--- Objective ---
Please output the records below in full, exactly as given, but without the images.

--- Source material ---
= = = = = = =

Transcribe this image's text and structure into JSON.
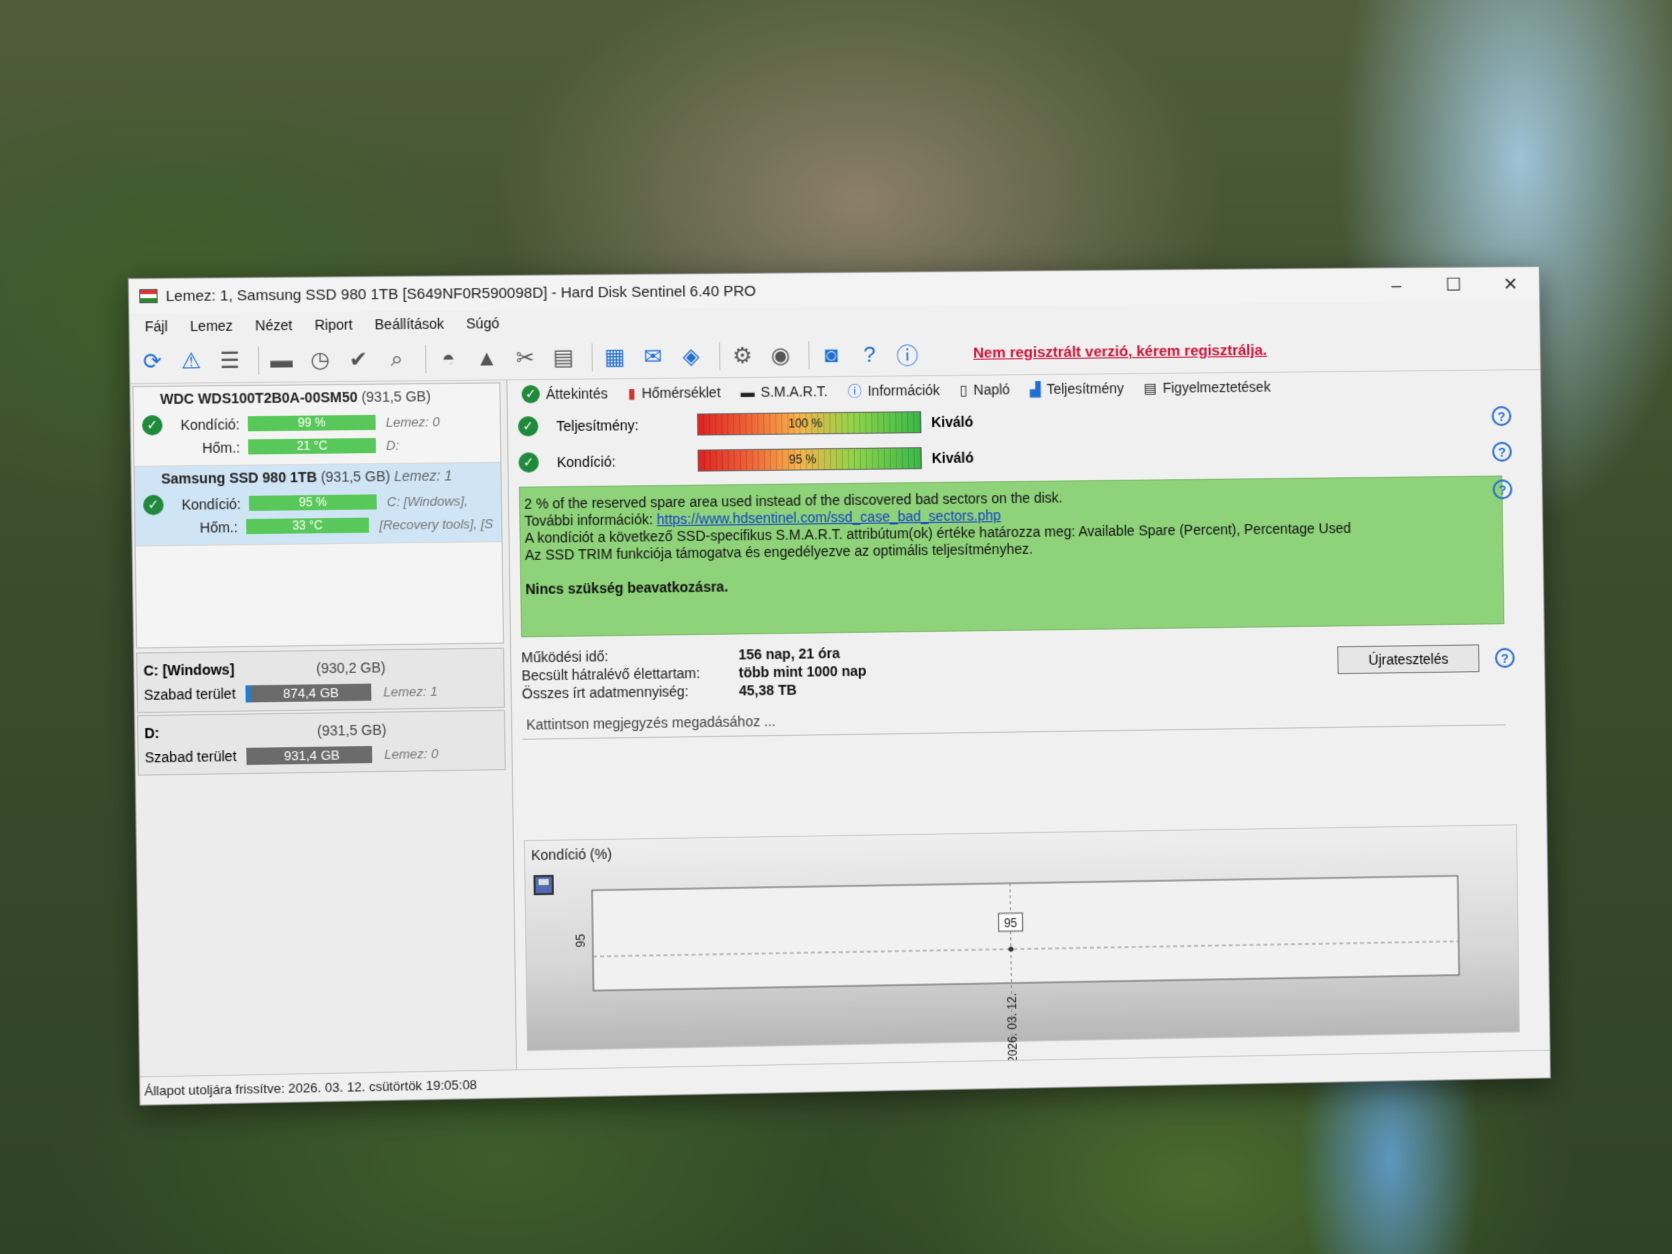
{
  "window": {
    "title": "Lemez: 1, Samsung SSD 980 1TB [S649NF0R590098D]  -  Hard Disk Sentinel 6.40 PRO",
    "controls": {
      "minimize": "–",
      "maximize": "☐",
      "close": "✕"
    }
  },
  "menu": [
    "Fájl",
    "Lemez",
    "Nézet",
    "Riport",
    "Beállítások",
    "Súgó"
  ],
  "toolbar": {
    "register_notice": "Nem regisztrált verzió, kérem regisztrálja."
  },
  "disks": [
    {
      "name": "WDC  WDS100T2B0A-00SM50",
      "size": "(931,5 GB)",
      "disk_label": "",
      "condition_label": "Kondíció:",
      "condition_value": "99 %",
      "temp_label": "Hőm.:",
      "temp_value": "21 °C",
      "side1": "Lemez: 0",
      "side2": "D:"
    },
    {
      "name": "Samsung SSD 980 1TB",
      "size": "(931,5 GB)",
      "disk_label": "Lemez: 1",
      "condition_label": "Kondíció:",
      "condition_value": "95 %",
      "temp_label": "Hőm.:",
      "temp_value": "33 °C",
      "side1": "C: [Windows],",
      "side2": "[Recovery tools],  [S"
    }
  ],
  "volumes": [
    {
      "name": "C: [Windows]",
      "size": "(930,2 GB)",
      "free_label": "Szabad terület",
      "free_value": "874,4 GB",
      "disk": "Lemez: 1"
    },
    {
      "name": "D:",
      "size": "(931,5 GB)",
      "free_label": "Szabad terület",
      "free_value": "931,4 GB",
      "disk": "Lemez: 0"
    }
  ],
  "tabs": [
    "Áttekintés",
    "Hőmérséklet",
    "S.M.A.R.T.",
    "Információk",
    "Napló",
    "Teljesítmény",
    "Figyelmeztetések"
  ],
  "overview": {
    "performance": {
      "label": "Teljesítmény:",
      "value": "100 %",
      "rating": "Kiváló",
      "percent": 100
    },
    "condition": {
      "label": "Kondíció:",
      "value": "95 %",
      "rating": "Kiváló",
      "percent": 95
    },
    "message_lines": [
      "2 % of the reserved spare area used instead of the discovered bad sectors on the disk.",
      "További információk: ",
      "A kondíciót a következő SSD-specifikus S.M.A.R.T. attribútum(ok) értéke határozza meg:  Available Spare (Percent), Percentage Used",
      "Az SSD TRIM funkciója támogatva és engedélyezve az optimális teljesítményhez."
    ],
    "link": "https://www.hdsentinel.com/ssd_case_bad_sectors.php",
    "conclusion": "Nincs szükség beavatkozásra.",
    "uptime_label": "Működési idő:",
    "uptime_value": "156 nap, 21 óra",
    "lifetime_label": "Becsült hátralévő élettartam:",
    "lifetime_value": "több mint 1000 nap",
    "written_label": "Összes írt adatmennyiség:",
    "written_value": "45,38 TB",
    "restart_button": "Újratesztelés",
    "note_placeholder": "Kattintson megjegyzés megadásához ..."
  },
  "chart_data": {
    "type": "line",
    "title": "Kondíció  (%)",
    "x": [
      "2026. 03. 12."
    ],
    "series": [
      {
        "values": [
          95
        ]
      }
    ],
    "ylabel_tick": "95",
    "point_label": "95"
  },
  "status": "Állapot utoljára frissítve: 2026. 03. 12. csütörtök 19:05:08",
  "help_symbol": "?"
}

= = = = = = =

--- Solution to this problem ---
Transcribe this image's text and structure into JSON.
{
  "window": {
    "title": "Lemez: 1, Samsung SSD 980 1TB [S649NF0R590098D]  -  Hard Disk Sentinel 6.40 PRO",
    "controls": {
      "minimize": "–",
      "maximize": "☐",
      "close": "✕"
    }
  },
  "menu": [
    "Fájl",
    "Lemez",
    "Nézet",
    "Riport",
    "Beállítások",
    "Súgó"
  ],
  "toolbar": {
    "register_notice": "Nem regisztrált verzió, kérem regisztrálja."
  },
  "disks": [
    {
      "name": "WDC  WDS100T2B0A-00SM50",
      "size": "(931,5 GB)",
      "disk_label": "",
      "condition_label": "Kondíció:",
      "condition_value": "99 %",
      "temp_label": "Hőm.:",
      "temp_value": "21 °C",
      "side1": "Lemez: 0",
      "side2": "D:"
    },
    {
      "name": "Samsung SSD 980 1TB",
      "size": "(931,5 GB)",
      "disk_label": "Lemez: 1",
      "condition_label": "Kondíció:",
      "condition_value": "95 %",
      "temp_label": "Hőm.:",
      "temp_value": "33 °C",
      "side1": "C: [Windows],",
      "side2": "[Recovery tools],  [S"
    }
  ],
  "volumes": [
    {
      "name": "C: [Windows]",
      "size": "(930,2 GB)",
      "free_label": "Szabad terület",
      "free_value": "874,4 GB",
      "disk": "Lemez: 1"
    },
    {
      "name": "D:",
      "size": "(931,5 GB)",
      "free_label": "Szabad terület",
      "free_value": "931,4 GB",
      "disk": "Lemez: 0"
    }
  ],
  "tabs": [
    "Áttekintés",
    "Hőmérséklet",
    "S.M.A.R.T.",
    "Információk",
    "Napló",
    "Teljesítmény",
    "Figyelmeztetések"
  ],
  "overview": {
    "performance": {
      "label": "Teljesítmény:",
      "value": "100 %",
      "rating": "Kiváló",
      "percent": 100
    },
    "condition": {
      "label": "Kondíció:",
      "value": "95 %",
      "rating": "Kiváló",
      "percent": 95
    },
    "message_lines": [
      "2 % of the reserved spare area used instead of the discovered bad sectors on the disk.",
      "További információk: ",
      "A kondíciót a következő SSD-specifikus S.M.A.R.T. attribútum(ok) értéke határozza meg:  Available Spare (Percent), Percentage Used",
      "Az SSD TRIM funkciója támogatva és engedélyezve az optimális teljesítményhez."
    ],
    "link": "https://www.hdsentinel.com/ssd_case_bad_sectors.php",
    "conclusion": "Nincs szükség beavatkozásra.",
    "uptime_label": "Működési idő:",
    "uptime_value": "156 nap, 21 óra",
    "lifetime_label": "Becsült hátralévő élettartam:",
    "lifetime_value": "több mint 1000 nap",
    "written_label": "Összes írt adatmennyiség:",
    "written_value": "45,38 TB",
    "restart_button": "Újratesztelés",
    "note_placeholder": "Kattintson megjegyzés megadásához ..."
  },
  "chart_data": {
    "type": "line",
    "title": "Kondíció  (%)",
    "x": [
      "2026. 03. 12."
    ],
    "series": [
      {
        "values": [
          95
        ]
      }
    ],
    "ylabel_tick": "95",
    "point_label": "95"
  },
  "status": "Állapot utoljára frissítve: 2026. 03. 12. csütörtök 19:05:08",
  "help_symbol": "?"
}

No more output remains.